== Exercise material ==
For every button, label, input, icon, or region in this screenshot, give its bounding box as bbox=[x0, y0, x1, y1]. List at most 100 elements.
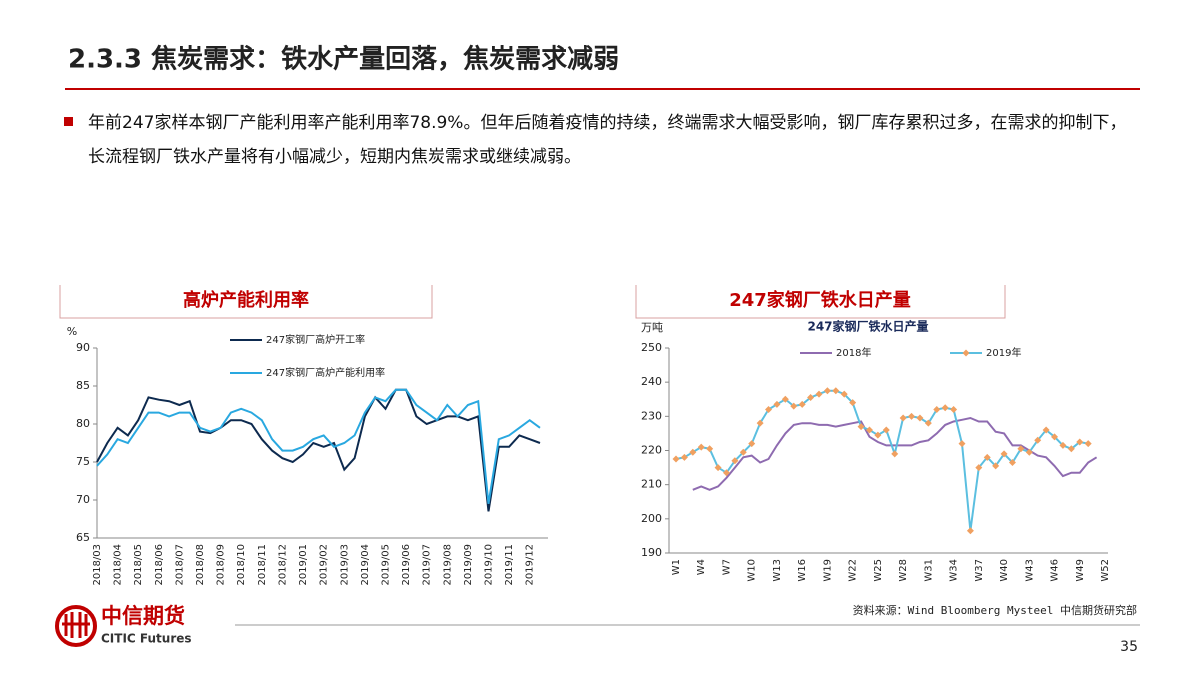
x-tick-label: 2018/12 bbox=[277, 544, 288, 586]
series-marker bbox=[857, 423, 865, 431]
series-marker bbox=[672, 455, 680, 463]
x-tick-label: W25 bbox=[873, 559, 884, 582]
panel-title: 247家钢厂铁水日产量 bbox=[729, 289, 911, 311]
y-unit: 万吨 bbox=[641, 321, 663, 334]
x-tick-label: W46 bbox=[1050, 559, 1061, 582]
x-tick-label: W31 bbox=[923, 559, 934, 582]
y-tick-label: 230 bbox=[641, 409, 662, 422]
series-marker bbox=[1076, 438, 1084, 446]
series-marker bbox=[983, 453, 991, 461]
x-tick-label: W52 bbox=[1100, 559, 1111, 582]
x-tick-label: 2019/06 bbox=[401, 544, 412, 586]
x-tick-label: 2019/09 bbox=[463, 544, 474, 586]
chart-subtitle: 247家钢厂铁水日产量 bbox=[807, 319, 928, 334]
x-tick-label: W7 bbox=[721, 559, 732, 575]
x-tick-label: 2019/12 bbox=[525, 544, 536, 586]
bullet-text: 年前247家样本钢厂产能利用率产能利用率78.9%。但年后随着疫情的持续，终端需… bbox=[88, 113, 1127, 167]
y-tick-label: 90 bbox=[76, 341, 90, 354]
x-tick-label: 2019/01 bbox=[298, 544, 309, 586]
x-tick-label: 2018/06 bbox=[154, 544, 165, 586]
y-tick-label: 80 bbox=[76, 417, 90, 430]
series-marker bbox=[865, 426, 873, 434]
x-tick-label: 2019/07 bbox=[422, 544, 433, 586]
x-tick-label: 2018/10 bbox=[236, 544, 247, 586]
x-tick-label: 2018/08 bbox=[195, 544, 206, 586]
series-marker bbox=[975, 464, 983, 472]
y-tick-label: 220 bbox=[641, 444, 662, 457]
y-tick-label: 200 bbox=[641, 512, 662, 525]
x-tick-label: 2019/10 bbox=[483, 544, 494, 586]
series-marker bbox=[815, 390, 823, 398]
series-marker bbox=[958, 440, 966, 448]
series-marker bbox=[781, 395, 789, 403]
series-marker bbox=[1059, 441, 1067, 449]
series-marker bbox=[798, 400, 806, 408]
series-marker bbox=[1000, 450, 1008, 458]
logo-english: CITIC Futures bbox=[101, 632, 192, 646]
series-marker bbox=[739, 448, 747, 456]
series-marker bbox=[966, 527, 974, 535]
bullet-marker bbox=[64, 117, 73, 126]
x-tick-label: W37 bbox=[974, 559, 985, 582]
legend-label: 2018年 bbox=[836, 346, 871, 359]
x-tick-label: W13 bbox=[772, 559, 783, 582]
series-marker bbox=[790, 402, 798, 410]
y-tick-label: 85 bbox=[76, 379, 90, 392]
x-tick-label: 2019/05 bbox=[380, 544, 391, 586]
x-tick-label: W1 bbox=[671, 559, 682, 575]
x-tick-label: W16 bbox=[797, 559, 808, 582]
series-marker bbox=[849, 399, 857, 407]
logo-name: 中信期货 bbox=[101, 604, 185, 628]
x-tick-label: 2018/11 bbox=[257, 544, 268, 586]
series-marker bbox=[680, 453, 688, 461]
y-tick-label: 190 bbox=[641, 546, 662, 559]
legend-label: 247家钢厂高炉开工率 bbox=[266, 333, 365, 346]
series-marker bbox=[823, 387, 831, 395]
series-marker bbox=[1034, 436, 1042, 444]
series-marker bbox=[706, 445, 714, 453]
series-marker bbox=[933, 406, 941, 413]
x-tick-label: W43 bbox=[1024, 559, 1035, 582]
y-tick-label: 210 bbox=[641, 478, 662, 491]
legend-label: 247家钢厂高炉产能利用率 bbox=[266, 366, 385, 379]
legend-label: 2019年 bbox=[986, 346, 1021, 359]
series-marker bbox=[1025, 448, 1033, 456]
y-tick-label: 70 bbox=[76, 493, 90, 506]
series-marker bbox=[832, 387, 840, 395]
series-marker bbox=[992, 462, 1000, 470]
series-marker bbox=[689, 448, 697, 456]
x-tick-label: W22 bbox=[848, 559, 859, 582]
series-line bbox=[96, 388, 541, 512]
x-tick-label: 2018/03 bbox=[92, 544, 103, 586]
x-tick-label: 2019/11 bbox=[504, 544, 515, 586]
x-tick-label: W28 bbox=[898, 559, 909, 582]
series-marker bbox=[840, 390, 848, 398]
x-tick-label: W49 bbox=[1075, 559, 1086, 582]
series-marker bbox=[950, 406, 958, 413]
legend-marker bbox=[962, 349, 970, 357]
panel-frame bbox=[59, 285, 1006, 319]
series-marker bbox=[941, 404, 949, 412]
y-tick-label: 240 bbox=[641, 375, 662, 388]
series-marker bbox=[891, 450, 899, 458]
series-marker bbox=[1017, 445, 1025, 453]
series-marker bbox=[908, 412, 916, 420]
series-marker bbox=[756, 419, 764, 427]
series-marker bbox=[765, 406, 773, 413]
series-marker bbox=[882, 426, 890, 434]
logo-icon bbox=[55, 605, 97, 647]
series-marker bbox=[1067, 445, 1075, 453]
series-marker bbox=[1042, 426, 1050, 434]
page-number: 35 bbox=[1120, 639, 1138, 655]
x-tick-label: 2018/04 bbox=[113, 544, 124, 586]
series-marker bbox=[916, 414, 924, 422]
x-tick-label: 2019/02 bbox=[319, 544, 330, 586]
x-tick-label: W34 bbox=[949, 559, 960, 582]
series-marker bbox=[924, 419, 932, 427]
series-marker bbox=[1084, 440, 1092, 448]
y-tick-label: 65 bbox=[76, 531, 90, 544]
x-tick-label: 2018/07 bbox=[174, 544, 185, 586]
series-marker bbox=[748, 440, 756, 448]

== Problem description ==
Copy every item above line for line, leaving out the pictures.

== Solution to this exercise ==
For every button, label, input, icon, or region in this screenshot, give its bounding box as bbox=[x0, y0, x1, y1]. List at most 100 elements.
x-tick-label: 2018/12 bbox=[277, 544, 288, 586]
series-marker bbox=[857, 423, 865, 431]
series-marker bbox=[672, 455, 680, 463]
x-tick-label: W25 bbox=[873, 559, 884, 582]
panel-title: 247家钢厂铁水日产量 bbox=[729, 289, 911, 311]
y-unit: 万吨 bbox=[641, 321, 663, 334]
x-tick-label: W46 bbox=[1050, 559, 1061, 582]
x-tick-label: W31 bbox=[923, 559, 934, 582]
y-tick-label: 230 bbox=[641, 409, 662, 422]
series-marker bbox=[1076, 438, 1084, 446]
series-marker bbox=[983, 453, 991, 461]
x-tick-label: W52 bbox=[1100, 559, 1111, 582]
x-tick-label: 2019/06 bbox=[401, 544, 412, 586]
x-tick-label: 2019/09 bbox=[463, 544, 474, 586]
chart-subtitle: 247家钢厂铁水日产量 bbox=[807, 319, 928, 334]
x-tick-label: W7 bbox=[721, 559, 732, 575]
x-tick-label: 2019/12 bbox=[525, 544, 536, 586]
bullet-text: 年前247家样本钢厂产能利用率产能利用率78.9%。但年后随着疫情的持续，终端需… bbox=[88, 113, 1127, 167]
y-tick-label: 90 bbox=[76, 341, 90, 354]
x-tick-label: 2019/01 bbox=[298, 544, 309, 586]
x-tick-label: 2018/06 bbox=[154, 544, 165, 586]
y-tick-label: 80 bbox=[76, 417, 90, 430]
series-marker bbox=[865, 426, 873, 434]
x-tick-label: 2019/07 bbox=[422, 544, 433, 586]
x-tick-label: 2018/10 bbox=[236, 544, 247, 586]
x-tick-label: 2018/08 bbox=[195, 544, 206, 586]
series-marker bbox=[975, 464, 983, 472]
y-tick-label: 220 bbox=[641, 444, 662, 457]
y-tick-label: 200 bbox=[641, 512, 662, 525]
x-tick-label: 2019/10 bbox=[483, 544, 494, 586]
series-marker bbox=[815, 390, 823, 398]
series-marker bbox=[958, 440, 966, 448]
series-marker bbox=[781, 395, 789, 403]
series-marker bbox=[1059, 441, 1067, 449]
series-marker bbox=[798, 400, 806, 408]
series-marker bbox=[1000, 450, 1008, 458]
logo-english: CITIC Futures bbox=[101, 632, 192, 646]
series-marker bbox=[739, 448, 747, 456]
series-marker bbox=[966, 527, 974, 535]
bullet-marker bbox=[64, 117, 73, 126]
x-tick-label: W37 bbox=[974, 559, 985, 582]
legend-label: 2018年 bbox=[836, 346, 871, 359]
x-tick-label: W13 bbox=[772, 559, 783, 582]
series-marker bbox=[790, 402, 798, 410]
y-tick-label: 85 bbox=[76, 379, 90, 392]
x-tick-label: 2019/05 bbox=[380, 544, 391, 586]
x-tick-label: W1 bbox=[671, 559, 682, 575]
x-tick-label: W16 bbox=[797, 559, 808, 582]
series-marker bbox=[849, 399, 857, 407]
logo-name: 中信期货 bbox=[101, 604, 185, 628]
x-tick-label: 2018/11 bbox=[257, 544, 268, 586]
series-marker bbox=[680, 453, 688, 461]
y-tick-label: 190 bbox=[641, 546, 662, 559]
legend-label: 247家钢厂高炉开工率 bbox=[266, 333, 365, 346]
series-marker bbox=[823, 387, 831, 395]
series-marker bbox=[1034, 436, 1042, 444]
series-marker bbox=[706, 445, 714, 453]
series-marker bbox=[933, 406, 941, 413]
x-tick-label: W43 bbox=[1024, 559, 1035, 582]
y-tick-label: 210 bbox=[641, 478, 662, 491]
legend-label: 247家钢厂高炉产能利用率 bbox=[266, 366, 385, 379]
legend-label: 2019年 bbox=[986, 346, 1021, 359]
series-marker bbox=[1025, 448, 1033, 456]
y-tick-label: 70 bbox=[76, 493, 90, 506]
series-marker bbox=[832, 387, 840, 395]
series-marker bbox=[992, 462, 1000, 470]
series-marker bbox=[689, 448, 697, 456]
x-tick-label: W22 bbox=[848, 559, 859, 582]
series-line bbox=[96, 388, 541, 512]
x-tick-label: 2018/03 bbox=[92, 544, 103, 586]
x-tick-label: 2019/11 bbox=[504, 544, 515, 586]
x-tick-label: W28 bbox=[898, 559, 909, 582]
series-marker bbox=[840, 390, 848, 398]
x-tick-label: W49 bbox=[1075, 559, 1086, 582]
series-marker bbox=[950, 406, 958, 413]
legend-marker bbox=[962, 349, 970, 357]
panel-frame bbox=[59, 285, 1006, 319]
series-marker bbox=[941, 404, 949, 412]
y-tick-label: 240 bbox=[641, 375, 662, 388]
series-marker bbox=[891, 450, 899, 458]
series-marker bbox=[1017, 445, 1025, 453]
series-marker bbox=[908, 412, 916, 420]
series-marker bbox=[756, 419, 764, 427]
series-marker bbox=[765, 406, 773, 413]
series-marker bbox=[882, 426, 890, 434]
logo-icon bbox=[55, 605, 97, 647]
series-marker bbox=[1067, 445, 1075, 453]
series-marker bbox=[1042, 426, 1050, 434]
page-number: 35 bbox=[1120, 639, 1138, 655]
x-tick-label: 2018/04 bbox=[113, 544, 124, 586]
series-marker bbox=[916, 414, 924, 422]
x-tick-label: 2019/02 bbox=[319, 544, 330, 586]
x-tick-label: W34 bbox=[949, 559, 960, 582]
series-marker bbox=[924, 419, 932, 427]
series-marker bbox=[1084, 440, 1092, 448]
y-tick-label: 65 bbox=[76, 531, 90, 544]
x-tick-label: 2018/07 bbox=[174, 544, 185, 586]
series-marker bbox=[748, 440, 756, 448]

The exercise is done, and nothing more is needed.